**Aim**
Transcribe all of the material exactly. Any picture in it should be left out.

===== Information given

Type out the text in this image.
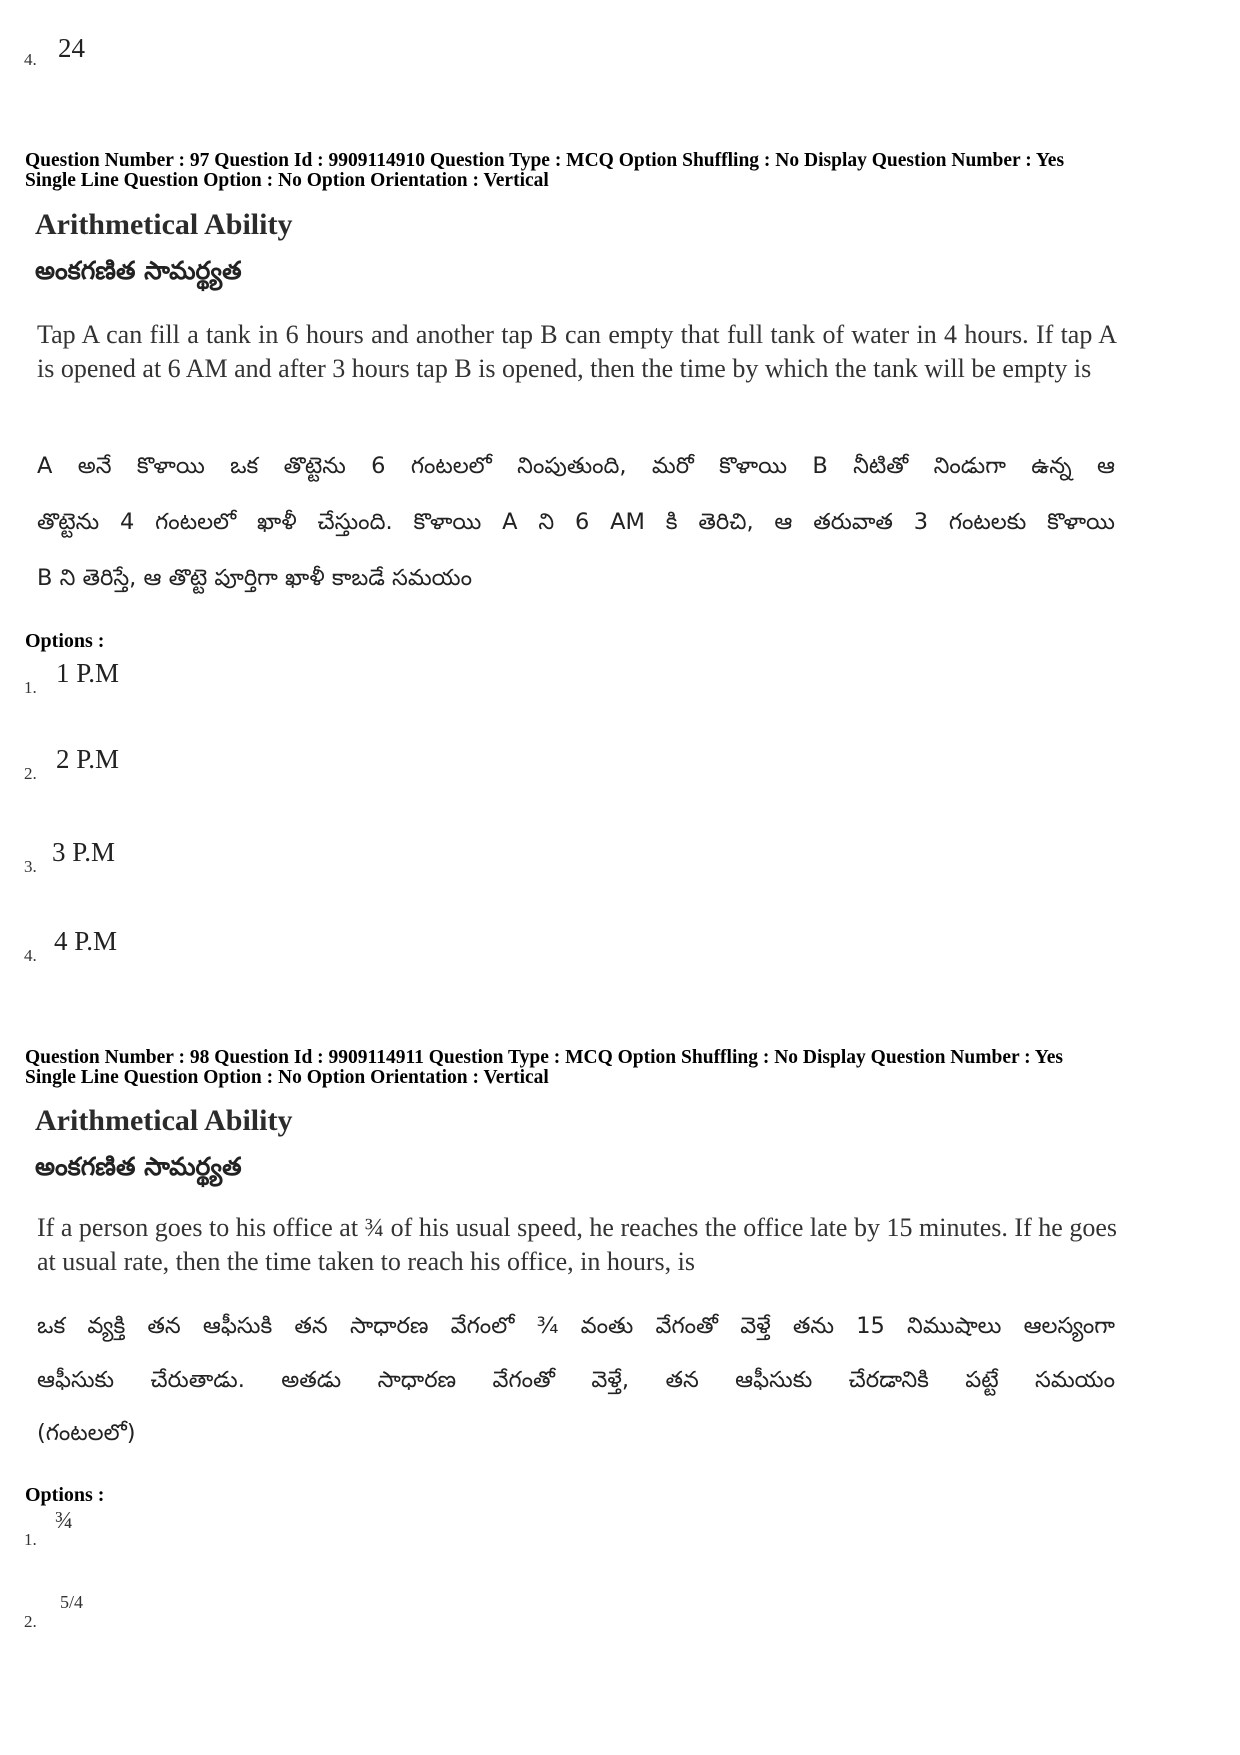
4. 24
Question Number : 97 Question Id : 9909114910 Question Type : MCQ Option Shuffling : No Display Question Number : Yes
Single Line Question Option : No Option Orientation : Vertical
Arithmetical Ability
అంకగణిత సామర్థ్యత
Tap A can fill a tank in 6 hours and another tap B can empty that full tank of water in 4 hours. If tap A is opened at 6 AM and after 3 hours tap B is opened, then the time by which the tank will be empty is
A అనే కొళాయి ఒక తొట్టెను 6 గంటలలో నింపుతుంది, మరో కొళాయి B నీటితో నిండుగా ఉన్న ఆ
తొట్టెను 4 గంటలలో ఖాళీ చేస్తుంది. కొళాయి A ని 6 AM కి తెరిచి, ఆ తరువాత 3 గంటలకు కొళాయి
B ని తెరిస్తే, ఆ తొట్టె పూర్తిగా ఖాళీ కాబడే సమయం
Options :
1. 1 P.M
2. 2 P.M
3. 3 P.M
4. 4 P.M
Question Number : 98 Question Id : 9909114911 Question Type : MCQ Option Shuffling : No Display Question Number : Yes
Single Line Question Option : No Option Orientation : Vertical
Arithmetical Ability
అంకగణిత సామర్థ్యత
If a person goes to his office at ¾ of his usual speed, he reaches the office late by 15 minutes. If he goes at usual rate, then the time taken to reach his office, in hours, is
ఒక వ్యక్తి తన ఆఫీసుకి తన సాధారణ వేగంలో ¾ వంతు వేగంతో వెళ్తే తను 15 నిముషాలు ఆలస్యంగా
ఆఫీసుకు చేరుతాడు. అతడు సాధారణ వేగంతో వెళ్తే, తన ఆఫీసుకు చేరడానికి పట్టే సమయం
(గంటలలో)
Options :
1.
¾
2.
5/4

==========

**Completed exercise**
Type out the text in this image.
4. 24
Question Number : 97 Question Id : 9909114910 Question Type : MCQ Option Shuffling : No Display Question Number : Yes
Single Line Question Option : No Option Orientation : Vertical
Arithmetical Ability
అంకగణిత సామర్థ్యత
Tap A can fill a tank in 6 hours and another tap B can empty that full tank of water in 4 hours. If tap A is opened at 6 AM and after 3 hours tap B is opened, then the time by which the tank will be empty is
A అనే కొళాయి ఒక తొట్టెను 6 గంటలలో నింపుతుంది, మరో కొళాయి B నీటితో నిండుగా ఉన్న ఆ
తొట్టెను 4 గంటలలో ఖాళీ చేస్తుంది. కొళాయి A ని 6 AM కి తెరిచి, ఆ తరువాత 3 గంటలకు కొళాయి
B ని తెరిస్తే, ఆ తొట్టె పూర్తిగా ఖాళీ కాబడే సమయం
Options :
1. 1 P.M
2. 2 P.M
3. 3 P.M
4. 4 P.M
Question Number : 98 Question Id : 9909114911 Question Type : MCQ Option Shuffling : No Display Question Number : Yes
Single Line Question Option : No Option Orientation : Vertical
Arithmetical Ability
అంకగణిత సామర్థ్యత
If a person goes to his office at ¾ of his usual speed, he reaches the office late by 15 minutes. If he goes at usual rate, then the time taken to reach his office, in hours, is
ఒక వ్యక్తి తన ఆఫీసుకి తన సాధారణ వేగంలో ¾ వంతు వేగంతో వెళ్తే తను 15 నిముషాలు ఆలస్యంగా
ఆఫీసుకు చేరుతాడు. అతడు సాధారణ వేగంతో వెళ్తే, తన ఆఫీసుకు చేరడానికి పట్టే సమయం
(గంటలలో)
Options :
1.
¾
2.
5/4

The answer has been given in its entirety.